REQUIRED WORK: Report every line from the material that contains the word "Read".

☆ ☆ ☆ ☆ ☆ ☆ ☆

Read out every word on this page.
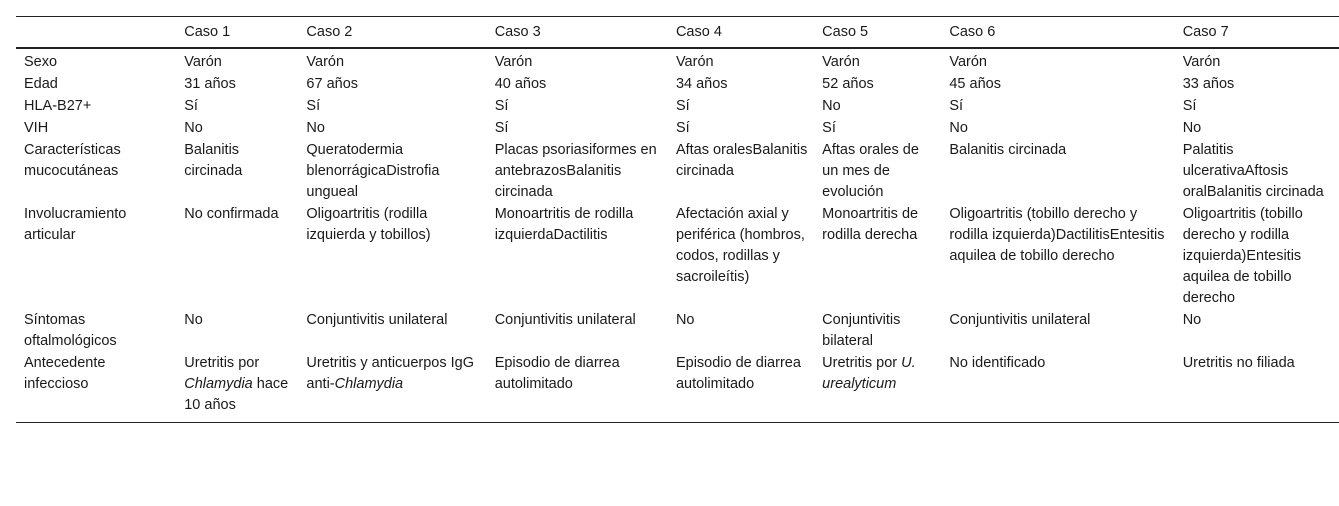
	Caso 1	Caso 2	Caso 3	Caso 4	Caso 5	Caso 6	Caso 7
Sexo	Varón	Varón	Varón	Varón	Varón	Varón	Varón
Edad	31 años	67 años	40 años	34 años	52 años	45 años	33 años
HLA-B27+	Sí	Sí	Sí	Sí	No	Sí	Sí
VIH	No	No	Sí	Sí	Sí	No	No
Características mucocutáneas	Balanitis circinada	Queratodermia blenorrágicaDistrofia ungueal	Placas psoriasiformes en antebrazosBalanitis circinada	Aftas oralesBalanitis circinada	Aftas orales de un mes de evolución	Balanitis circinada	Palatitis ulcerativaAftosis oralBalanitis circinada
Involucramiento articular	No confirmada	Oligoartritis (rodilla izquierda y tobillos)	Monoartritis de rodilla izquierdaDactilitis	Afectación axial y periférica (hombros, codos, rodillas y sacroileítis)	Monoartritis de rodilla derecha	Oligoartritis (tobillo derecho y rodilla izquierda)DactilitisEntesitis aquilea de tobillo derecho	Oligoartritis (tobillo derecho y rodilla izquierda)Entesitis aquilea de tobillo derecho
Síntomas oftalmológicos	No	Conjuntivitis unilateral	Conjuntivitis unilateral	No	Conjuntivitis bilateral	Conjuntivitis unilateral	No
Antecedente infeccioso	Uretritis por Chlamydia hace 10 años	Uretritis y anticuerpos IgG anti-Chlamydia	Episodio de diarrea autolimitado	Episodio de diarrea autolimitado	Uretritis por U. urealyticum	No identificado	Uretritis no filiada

☆ ☆ ☆ ☆ ☆ ☆ ☆

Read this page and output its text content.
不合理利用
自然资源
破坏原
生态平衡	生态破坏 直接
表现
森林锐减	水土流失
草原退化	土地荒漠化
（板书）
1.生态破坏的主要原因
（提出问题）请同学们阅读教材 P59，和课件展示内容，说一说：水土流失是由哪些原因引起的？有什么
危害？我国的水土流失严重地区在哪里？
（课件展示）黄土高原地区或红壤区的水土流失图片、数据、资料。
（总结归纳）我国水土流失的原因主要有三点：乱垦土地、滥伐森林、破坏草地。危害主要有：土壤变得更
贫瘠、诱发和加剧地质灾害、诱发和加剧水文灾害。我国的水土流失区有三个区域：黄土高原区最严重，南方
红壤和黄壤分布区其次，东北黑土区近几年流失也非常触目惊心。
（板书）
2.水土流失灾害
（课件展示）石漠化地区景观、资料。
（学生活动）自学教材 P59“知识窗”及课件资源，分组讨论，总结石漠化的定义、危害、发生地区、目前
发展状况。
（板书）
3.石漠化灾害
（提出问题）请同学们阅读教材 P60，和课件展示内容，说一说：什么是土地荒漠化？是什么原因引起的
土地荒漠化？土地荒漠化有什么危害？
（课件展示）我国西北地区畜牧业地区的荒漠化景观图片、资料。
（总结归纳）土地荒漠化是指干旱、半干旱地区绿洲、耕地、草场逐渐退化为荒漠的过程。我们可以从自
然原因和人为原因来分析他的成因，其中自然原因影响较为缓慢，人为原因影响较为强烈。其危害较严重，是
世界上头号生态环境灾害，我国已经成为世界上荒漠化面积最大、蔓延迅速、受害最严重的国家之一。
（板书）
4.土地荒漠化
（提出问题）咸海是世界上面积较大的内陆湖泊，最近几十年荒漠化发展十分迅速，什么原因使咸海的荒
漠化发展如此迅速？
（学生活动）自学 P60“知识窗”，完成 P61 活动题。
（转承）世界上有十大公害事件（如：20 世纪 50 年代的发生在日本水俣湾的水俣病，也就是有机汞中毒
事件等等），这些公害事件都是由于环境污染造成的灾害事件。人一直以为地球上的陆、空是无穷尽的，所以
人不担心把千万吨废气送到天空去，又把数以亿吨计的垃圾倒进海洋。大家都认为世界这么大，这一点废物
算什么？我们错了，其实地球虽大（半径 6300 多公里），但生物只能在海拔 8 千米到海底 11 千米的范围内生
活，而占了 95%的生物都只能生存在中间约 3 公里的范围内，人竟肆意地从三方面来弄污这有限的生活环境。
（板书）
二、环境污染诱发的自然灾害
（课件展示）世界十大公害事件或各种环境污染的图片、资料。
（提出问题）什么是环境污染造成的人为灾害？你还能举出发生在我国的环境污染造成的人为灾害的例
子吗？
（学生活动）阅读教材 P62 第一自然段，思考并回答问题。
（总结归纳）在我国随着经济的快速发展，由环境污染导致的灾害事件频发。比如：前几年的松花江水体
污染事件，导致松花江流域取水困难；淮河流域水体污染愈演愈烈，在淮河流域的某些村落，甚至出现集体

☆ ☆ ☆ ☆ ☆ ☆ ☆

SOLUTION BELOW:
Read out every word on this page.
Read this page and output its text content.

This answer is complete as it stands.